── Entries supplied
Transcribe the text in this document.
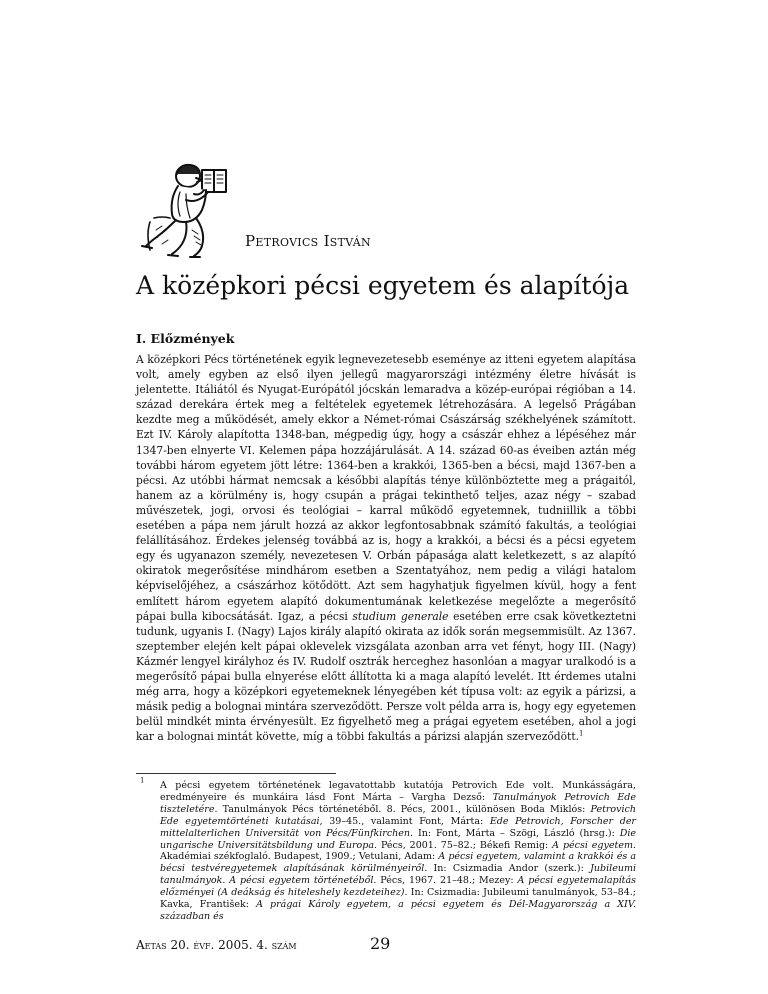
Petrovics István
A középkori pécsi egyetem és alapítója
I. Előzmények

A középkori Pécs történetének egyik legnevezetesebb eseménye az itteni egyetem alapítása volt, amely egyben az első ilyen jellegű magyarországi intézmény életre hívását is jelentette. Itáliától és Nyugat-Európától jócskán lemaradva a közép-európai régióban a 14. század derekára értek meg a feltételek egyetemek létrehozására. A legelső Prágában kezdte meg a működését, amely ekkor a Német-római Császárság székhelyének számított. Ezt IV. Károly alapította 1348-ban, mégpedig úgy, hogy a császár ehhez a lépéséhez már 1347-ben elnyerte VI. Kelemen pápa hozzájárulását. A 14. század 60-as éveiben aztán még további három egyetem jött létre: 1364-ben a krakkói, 1365-ben a bécsi, majd 1367-ben a pécsi. Az utóbbi hármat nemcsak a későbbi alapítás ténye különböztette meg a prágaitól, hanem az a körülmény is, hogy csupán a prágai tekinthető teljes, azaz négy – szabad művészetek, jogi, orvosi és teológiai – karral működő egyetemnek, tudniillik a többi esetében a pápa nem járult hozzá az akkor legfontosabbnak számító fakultás, a teológiai felállításához. Érdekes jelenség továbbá az is, hogy a krakkói, a bécsi és a pécsi egyetem egy és ugyanazon személy, nevezetesen V. Orbán pápasága alatt keletkezett, s az alapító okiratok megerősítése mindhárom esetben a Szentatyához, nem pedig a világi hatalom képviselőjéhez, a császárhoz kötődött. Azt sem hagyhatjuk figyelmen kívül, hogy a fent említett három egyetem alapító dokumentumának keletkezése megelőzte a megerősítő pápai bulla kibocsátását. Igaz, a pécsi studium generale esetében erre csak következtetni tudunk, ugyanis I. (Nagy) Lajos király alapító okirata az idők során megsemmisült. Az 1367. szeptember elején kelt pápai oklevelek vizsgálata azonban arra vet fényt, hogy III. (Nagy) Kázmér lengyel királyhoz és IV. Rudolf osztrák herceghez hasonlóan a magyar uralkodó is a megerősítő pápai bulla elnyerése előtt állította ki a maga alapító levelét. Itt érdemes utalni még arra, hogy a középkori egyetemeknek lényegében két típusa volt: az egyik a párizsi, a másik pedig a bolognai mintára szerveződött. Persze volt példa arra is, hogy egy egyetemen belül mindkét minta érvényesült. Ez figyelhető meg a prágai egyetem esetében, ahol a jogi kar a bolognai mintát követte, míg a többi fakultás a párizsi alapján szerveződött.$^1$

$^1$ A pécsi egyetem történetének legavatottabb kutatója Petrovich Ede volt. Munkásságára, eredményeire és munkáira lásd Font Márta – Vargha Dezső: Tanulmányok Petrovich Ede tiszteletére. Tanulmányok Pécs történetéből. 8. Pécs, 2001., különösen Boda Miklós: Petrovich Ede egyetemtörténeti kutatásai, 39–45., valamint Font, Márta: Ede Petrovich, Forscher der mittelalterlichen Universität von Pécs/Fünfkirchen. In: Font, Márta – Szögi, László (hrsg.): Die ungarische Universitätsbildung und Europa. Pécs, 2001. 75–82.; Békefi Remig: A pécsi egyetem. Akadémiai székfoglaló. Budapest, 1909.; Vetulani, Adam: A pécsi egyetem, valamint a krakkói és a bécsi testvéregyetemek alapításának körülményeiről. In: Csizmadia Andor (szerk.): Jubileumi tanulmányok. A pécsi egyetem történetéből. Pécs, 1967. 21–48.; Mezey: A pécsi egyetemalapítás előzményei (A deákság és hiteleshely kezdeteihez). In: Csizmadia: Jubileumi tanulmányok, 53–84.; Kavka, František: A prágai Károly egyetem, a pécsi egyetem és Dél-Magyarország a XIV. században és

Aetas 20. évf. 2005. 4. szám	29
────
▶ _Your goal_
Retype all of the entries exactly as written, leaving out any images.

▶ _Answer to this problem_
Transcribe the text in this document.
Petrovics István
A középkori pécsi egyetem és alapítója
I. Előzmények

A középkori Pécs történetének egyik legnevezetesebb eseménye az itteni egyetem alapítása volt, amely egyben az első ilyen jellegű magyarországi intézmény életre hívását is jelentette. Itáliától és Nyugat-Európától jócskán lemaradva a közép-európai régióban a 14. század derekára értek meg a feltételek egyetemek létrehozására. A legelső Prágában kezdte meg a működését, amely ekkor a Német-római Császárság székhelyének számított. Ezt IV. Károly alapította 1348-ban, mégpedig úgy, hogy a császár ehhez a lépéséhez már 1347-ben elnyerte VI. Kelemen pápa hozzájárulását. A 14. század 60-as éveiben aztán még további három egyetem jött létre: 1364-ben a krakkói, 1365-ben a bécsi, majd 1367-ben a pécsi. Az utóbbi hármat nemcsak a későbbi alapítás ténye különböztette meg a prágaitól, hanem az a körülmény is, hogy csupán a prágai tekinthető teljes, azaz négy – szabad művészetek, jogi, orvosi és teológiai – karral működő egyetemnek, tudniillik a többi esetében a pápa nem járult hozzá az akkor legfontosabbnak számító fakultás, a teológiai felállításához. Érdekes jelenség továbbá az is, hogy a krakkói, a bécsi és a pécsi egyetem egy és ugyanazon személy, nevezetesen V. Orbán pápasága alatt keletkezett, s az alapító okiratok megerősítése mindhárom esetben a Szentatyához, nem pedig a világi hatalom képviselőjéhez, a császárhoz kötődött. Azt sem hagyhatjuk figyelmen kívül, hogy a fent említett három egyetem alapító dokumentumának keletkezése megelőzte a megerősítő pápai bulla kibocsátását. Igaz, a pécsi studium generale esetében erre csak következtetni tudunk, ugyanis I. (Nagy) Lajos király alapító okirata az idők során megsemmisült. Az 1367. szeptember elején kelt pápai oklevelek vizsgálata azonban arra vet fényt, hogy III. (Nagy) Kázmér lengyel királyhoz és IV. Rudolf osztrák herceghez hasonlóan a magyar uralkodó is a megerősítő pápai bulla elnyerése előtt állította ki a maga alapító levelét. Itt érdemes utalni még arra, hogy a középkori egyetemeknek lényegében két típusa volt: az egyik a párizsi, a másik pedig a bolognai mintára szerveződött. Persze volt példa arra is, hogy egy egyetemen belül mindkét minta érvényesült. Ez figyelhető meg a prágai egyetem esetében, ahol a jogi kar a bolognai mintát követte, míg a többi fakultás a párizsi alapján szerveződött.$^1$

$^1$ A pécsi egyetem történetének legavatottabb kutatója Petrovich Ede volt. Munkásságára, eredményeire és munkáira lásd Font Márta – Vargha Dezső: Tanulmányok Petrovich Ede tiszteletére. Tanulmányok Pécs történetéből. 8. Pécs, 2001., különösen Boda Miklós: Petrovich Ede egyetemtörténeti kutatásai, 39–45., valamint Font, Márta: Ede Petrovich, Forscher der mittelalterlichen Universität von Pécs/Fünfkirchen. In: Font, Márta – Szögi, László (hrsg.): Die ungarische Universitätsbildung und Europa. Pécs, 2001. 75–82.; Békefi Remig: A pécsi egyetem. Akadémiai székfoglaló. Budapest, 1909.; Vetulani, Adam: A pécsi egyetem, valamint a krakkói és a bécsi testvéregyetemek alapításának körülményeiről. In: Csizmadia Andor (szerk.): Jubileumi tanulmányok. A pécsi egyetem történetéből. Pécs, 1967. 21–48.; Mezey: A pécsi egyetemalapítás előzményei (A deákság és hiteleshely kezdeteihez). In: Csizmadia: Jubileumi tanulmányok, 53–84.; Kavka, František: A prágai Károly egyetem, a pécsi egyetem és Dél-Magyarország a XIV. században és

Aetas 20. évf. 2005. 4. szám	29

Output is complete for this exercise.